WHAT YOU ARE ASKED TO DO ▸
Write out each line exactly as it stands, please.

PROVIDED ENTRIES ▸

[Begin]

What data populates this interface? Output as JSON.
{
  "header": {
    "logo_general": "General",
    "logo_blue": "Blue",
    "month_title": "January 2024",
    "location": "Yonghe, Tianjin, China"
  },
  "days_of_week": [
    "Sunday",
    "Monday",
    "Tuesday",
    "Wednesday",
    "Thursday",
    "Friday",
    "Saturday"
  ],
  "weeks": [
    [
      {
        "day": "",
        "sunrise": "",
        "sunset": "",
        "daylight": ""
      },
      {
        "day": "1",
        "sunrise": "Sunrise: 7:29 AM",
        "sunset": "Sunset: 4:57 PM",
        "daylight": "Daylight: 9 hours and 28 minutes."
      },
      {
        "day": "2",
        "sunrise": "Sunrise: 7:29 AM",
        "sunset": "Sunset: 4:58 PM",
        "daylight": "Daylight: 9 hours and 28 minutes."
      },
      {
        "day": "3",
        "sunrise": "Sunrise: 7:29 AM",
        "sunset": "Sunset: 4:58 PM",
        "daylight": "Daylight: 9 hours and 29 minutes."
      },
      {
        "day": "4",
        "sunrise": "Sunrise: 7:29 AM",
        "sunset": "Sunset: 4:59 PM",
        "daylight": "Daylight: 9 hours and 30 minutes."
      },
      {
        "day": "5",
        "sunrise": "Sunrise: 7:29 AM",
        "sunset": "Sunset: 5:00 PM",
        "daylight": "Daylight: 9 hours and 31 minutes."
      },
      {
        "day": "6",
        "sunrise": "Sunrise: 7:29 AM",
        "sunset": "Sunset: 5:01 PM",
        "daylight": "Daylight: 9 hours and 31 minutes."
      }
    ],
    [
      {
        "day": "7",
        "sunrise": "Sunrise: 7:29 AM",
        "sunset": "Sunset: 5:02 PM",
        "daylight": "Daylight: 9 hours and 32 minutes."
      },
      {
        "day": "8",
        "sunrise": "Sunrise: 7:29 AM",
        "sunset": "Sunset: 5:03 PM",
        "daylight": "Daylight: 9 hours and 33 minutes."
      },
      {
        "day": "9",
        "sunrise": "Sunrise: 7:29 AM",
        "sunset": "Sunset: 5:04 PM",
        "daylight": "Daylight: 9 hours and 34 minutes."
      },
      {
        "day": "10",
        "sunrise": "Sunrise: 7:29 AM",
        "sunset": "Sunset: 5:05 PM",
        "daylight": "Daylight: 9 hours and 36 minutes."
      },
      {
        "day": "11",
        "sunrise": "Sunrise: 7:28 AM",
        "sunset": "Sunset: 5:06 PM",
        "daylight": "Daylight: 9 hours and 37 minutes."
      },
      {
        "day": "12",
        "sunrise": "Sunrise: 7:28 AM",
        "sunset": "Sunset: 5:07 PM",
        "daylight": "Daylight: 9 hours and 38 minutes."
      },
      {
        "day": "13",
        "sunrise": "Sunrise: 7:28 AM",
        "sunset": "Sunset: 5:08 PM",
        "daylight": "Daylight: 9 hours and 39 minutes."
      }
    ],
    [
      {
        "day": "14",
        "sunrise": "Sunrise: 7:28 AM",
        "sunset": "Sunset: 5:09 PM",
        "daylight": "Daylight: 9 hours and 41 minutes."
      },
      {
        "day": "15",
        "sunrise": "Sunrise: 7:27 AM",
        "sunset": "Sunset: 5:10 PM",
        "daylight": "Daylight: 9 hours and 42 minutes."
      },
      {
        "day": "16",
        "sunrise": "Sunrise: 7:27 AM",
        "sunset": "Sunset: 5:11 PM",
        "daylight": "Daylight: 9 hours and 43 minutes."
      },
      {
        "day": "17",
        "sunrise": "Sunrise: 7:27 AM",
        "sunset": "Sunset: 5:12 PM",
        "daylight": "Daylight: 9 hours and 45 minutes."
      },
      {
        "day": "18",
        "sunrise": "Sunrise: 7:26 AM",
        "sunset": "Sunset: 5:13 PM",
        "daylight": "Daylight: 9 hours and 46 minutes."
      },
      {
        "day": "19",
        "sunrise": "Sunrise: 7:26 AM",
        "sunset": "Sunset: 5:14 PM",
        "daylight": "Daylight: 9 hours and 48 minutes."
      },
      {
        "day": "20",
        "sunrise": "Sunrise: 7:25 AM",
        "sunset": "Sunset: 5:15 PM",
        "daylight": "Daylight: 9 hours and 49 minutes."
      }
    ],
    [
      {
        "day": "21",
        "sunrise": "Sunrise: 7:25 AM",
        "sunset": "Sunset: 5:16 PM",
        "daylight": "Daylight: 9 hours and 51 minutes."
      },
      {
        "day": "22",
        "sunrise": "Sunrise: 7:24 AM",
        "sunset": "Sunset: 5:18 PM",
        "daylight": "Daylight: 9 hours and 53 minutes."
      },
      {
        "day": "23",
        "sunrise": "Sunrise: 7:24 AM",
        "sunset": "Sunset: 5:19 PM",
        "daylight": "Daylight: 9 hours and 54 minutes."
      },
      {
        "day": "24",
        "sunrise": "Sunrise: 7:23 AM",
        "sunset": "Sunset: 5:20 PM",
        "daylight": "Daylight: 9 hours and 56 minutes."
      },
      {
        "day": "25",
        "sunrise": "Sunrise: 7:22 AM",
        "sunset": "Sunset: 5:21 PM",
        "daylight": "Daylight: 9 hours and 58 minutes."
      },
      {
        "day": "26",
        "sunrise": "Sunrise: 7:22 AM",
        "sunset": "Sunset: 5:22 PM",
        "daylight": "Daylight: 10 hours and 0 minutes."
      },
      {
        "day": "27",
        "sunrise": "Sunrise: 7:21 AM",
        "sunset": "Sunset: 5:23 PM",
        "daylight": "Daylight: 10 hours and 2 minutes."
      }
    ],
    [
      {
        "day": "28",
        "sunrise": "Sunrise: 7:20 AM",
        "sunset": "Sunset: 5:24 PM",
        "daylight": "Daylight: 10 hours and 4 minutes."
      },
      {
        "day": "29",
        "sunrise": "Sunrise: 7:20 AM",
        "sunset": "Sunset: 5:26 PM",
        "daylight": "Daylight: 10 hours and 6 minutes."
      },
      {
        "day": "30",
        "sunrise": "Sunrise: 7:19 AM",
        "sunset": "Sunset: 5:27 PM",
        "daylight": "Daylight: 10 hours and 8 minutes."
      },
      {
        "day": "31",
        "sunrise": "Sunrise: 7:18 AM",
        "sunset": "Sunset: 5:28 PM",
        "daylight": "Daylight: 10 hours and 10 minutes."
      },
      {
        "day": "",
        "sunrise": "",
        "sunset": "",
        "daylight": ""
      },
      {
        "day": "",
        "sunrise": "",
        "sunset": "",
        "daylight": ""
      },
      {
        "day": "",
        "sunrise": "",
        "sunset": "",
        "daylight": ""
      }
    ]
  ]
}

[End]

WRITTEN RESPONSE ▸
What data populates this interface? Output as JSON.
{
  "header": {
    "logo_general": "General",
    "logo_blue": "Blue",
    "month_title": "January 2024",
    "location": "Yonghe, Tianjin, China"
  },
  "days_of_week": [
    "Sunday",
    "Monday",
    "Tuesday",
    "Wednesday",
    "Thursday",
    "Friday",
    "Saturday"
  ],
  "weeks": [
    [
      {
        "day": "",
        "sunrise": "",
        "sunset": "",
        "daylight": ""
      },
      {
        "day": "1",
        "sunrise": "Sunrise: 7:29 AM",
        "sunset": "Sunset: 4:57 PM",
        "daylight": "Daylight: 9 hours and 28 minutes."
      },
      {
        "day": "2",
        "sunrise": "Sunrise: 7:29 AM",
        "sunset": "Sunset: 4:58 PM",
        "daylight": "Daylight: 9 hours and 28 minutes."
      },
      {
        "day": "3",
        "sunrise": "Sunrise: 7:29 AM",
        "sunset": "Sunset: 4:58 PM",
        "daylight": "Daylight: 9 hours and 29 minutes."
      },
      {
        "day": "4",
        "sunrise": "Sunrise: 7:29 AM",
        "sunset": "Sunset: 4:59 PM",
        "daylight": "Daylight: 9 hours and 30 minutes."
      },
      {
        "day": "5",
        "sunrise": "Sunrise: 7:29 AM",
        "sunset": "Sunset: 5:00 PM",
        "daylight": "Daylight: 9 hours and 31 minutes."
      },
      {
        "day": "6",
        "sunrise": "Sunrise: 7:29 AM",
        "sunset": "Sunset: 5:01 PM",
        "daylight": "Daylight: 9 hours and 31 minutes."
      }
    ],
    [
      {
        "day": "7",
        "sunrise": "Sunrise: 7:29 AM",
        "sunset": "Sunset: 5:02 PM",
        "daylight": "Daylight: 9 hours and 32 minutes."
      },
      {
        "day": "8",
        "sunrise": "Sunrise: 7:29 AM",
        "sunset": "Sunset: 5:03 PM",
        "daylight": "Daylight: 9 hours and 33 minutes."
      },
      {
        "day": "9",
        "sunrise": "Sunrise: 7:29 AM",
        "sunset": "Sunset: 5:04 PM",
        "daylight": "Daylight: 9 hours and 34 minutes."
      },
      {
        "day": "10",
        "sunrise": "Sunrise: 7:29 AM",
        "sunset": "Sunset: 5:05 PM",
        "daylight": "Daylight: 9 hours and 36 minutes."
      },
      {
        "day": "11",
        "sunrise": "Sunrise: 7:28 AM",
        "sunset": "Sunset: 5:06 PM",
        "daylight": "Daylight: 9 hours and 37 minutes."
      },
      {
        "day": "12",
        "sunrise": "Sunrise: 7:28 AM",
        "sunset": "Sunset: 5:07 PM",
        "daylight": "Daylight: 9 hours and 38 minutes."
      },
      {
        "day": "13",
        "sunrise": "Sunrise: 7:28 AM",
        "sunset": "Sunset: 5:08 PM",
        "daylight": "Daylight: 9 hours and 39 minutes."
      }
    ],
    [
      {
        "day": "14",
        "sunrise": "Sunrise: 7:28 AM",
        "sunset": "Sunset: 5:09 PM",
        "daylight": "Daylight: 9 hours and 41 minutes."
      },
      {
        "day": "15",
        "sunrise": "Sunrise: 7:27 AM",
        "sunset": "Sunset: 5:10 PM",
        "daylight": "Daylight: 9 hours and 42 minutes."
      },
      {
        "day": "16",
        "sunrise": "Sunrise: 7:27 AM",
        "sunset": "Sunset: 5:11 PM",
        "daylight": "Daylight: 9 hours and 43 minutes."
      },
      {
        "day": "17",
        "sunrise": "Sunrise: 7:27 AM",
        "sunset": "Sunset: 5:12 PM",
        "daylight": "Daylight: 9 hours and 45 minutes."
      },
      {
        "day": "18",
        "sunrise": "Sunrise: 7:26 AM",
        "sunset": "Sunset: 5:13 PM",
        "daylight": "Daylight: 9 hours and 46 minutes."
      },
      {
        "day": "19",
        "sunrise": "Sunrise: 7:26 AM",
        "sunset": "Sunset: 5:14 PM",
        "daylight": "Daylight: 9 hours and 48 minutes."
      },
      {
        "day": "20",
        "sunrise": "Sunrise: 7:25 AM",
        "sunset": "Sunset: 5:15 PM",
        "daylight": "Daylight: 9 hours and 49 minutes."
      }
    ],
    [
      {
        "day": "21",
        "sunrise": "Sunrise: 7:25 AM",
        "sunset": "Sunset: 5:16 PM",
        "daylight": "Daylight: 9 hours and 51 minutes."
      },
      {
        "day": "22",
        "sunrise": "Sunrise: 7:24 AM",
        "sunset": "Sunset: 5:18 PM",
        "daylight": "Daylight: 9 hours and 53 minutes."
      },
      {
        "day": "23",
        "sunrise": "Sunrise: 7:24 AM",
        "sunset": "Sunset: 5:19 PM",
        "daylight": "Daylight: 9 hours and 54 minutes."
      },
      {
        "day": "24",
        "sunrise": "Sunrise: 7:23 AM",
        "sunset": "Sunset: 5:20 PM",
        "daylight": "Daylight: 9 hours and 56 minutes."
      },
      {
        "day": "25",
        "sunrise": "Sunrise: 7:22 AM",
        "sunset": "Sunset: 5:21 PM",
        "daylight": "Daylight: 9 hours and 58 minutes."
      },
      {
        "day": "26",
        "sunrise": "Sunrise: 7:22 AM",
        "sunset": "Sunset: 5:22 PM",
        "daylight": "Daylight: 10 hours and 0 minutes."
      },
      {
        "day": "27",
        "sunrise": "Sunrise: 7:21 AM",
        "sunset": "Sunset: 5:23 PM",
        "daylight": "Daylight: 10 hours and 2 minutes."
      }
    ],
    [
      {
        "day": "28",
        "sunrise": "Sunrise: 7:20 AM",
        "sunset": "Sunset: 5:24 PM",
        "daylight": "Daylight: 10 hours and 4 minutes."
      },
      {
        "day": "29",
        "sunrise": "Sunrise: 7:20 AM",
        "sunset": "Sunset: 5:26 PM",
        "daylight": "Daylight: 10 hours and 6 minutes."
      },
      {
        "day": "30",
        "sunrise": "Sunrise: 7:19 AM",
        "sunset": "Sunset: 5:27 PM",
        "daylight": "Daylight: 10 hours and 8 minutes."
      },
      {
        "day": "31",
        "sunrise": "Sunrise: 7:18 AM",
        "sunset": "Sunset: 5:28 PM",
        "daylight": "Daylight: 10 hours and 10 minutes."
      },
      {
        "day": "",
        "sunrise": "",
        "sunset": "",
        "daylight": ""
      },
      {
        "day": "",
        "sunrise": "",
        "sunset": "",
        "daylight": ""
      },
      {
        "day": "",
        "sunrise": "",
        "sunset": "",
        "daylight": ""
      }
    ]
  ]
}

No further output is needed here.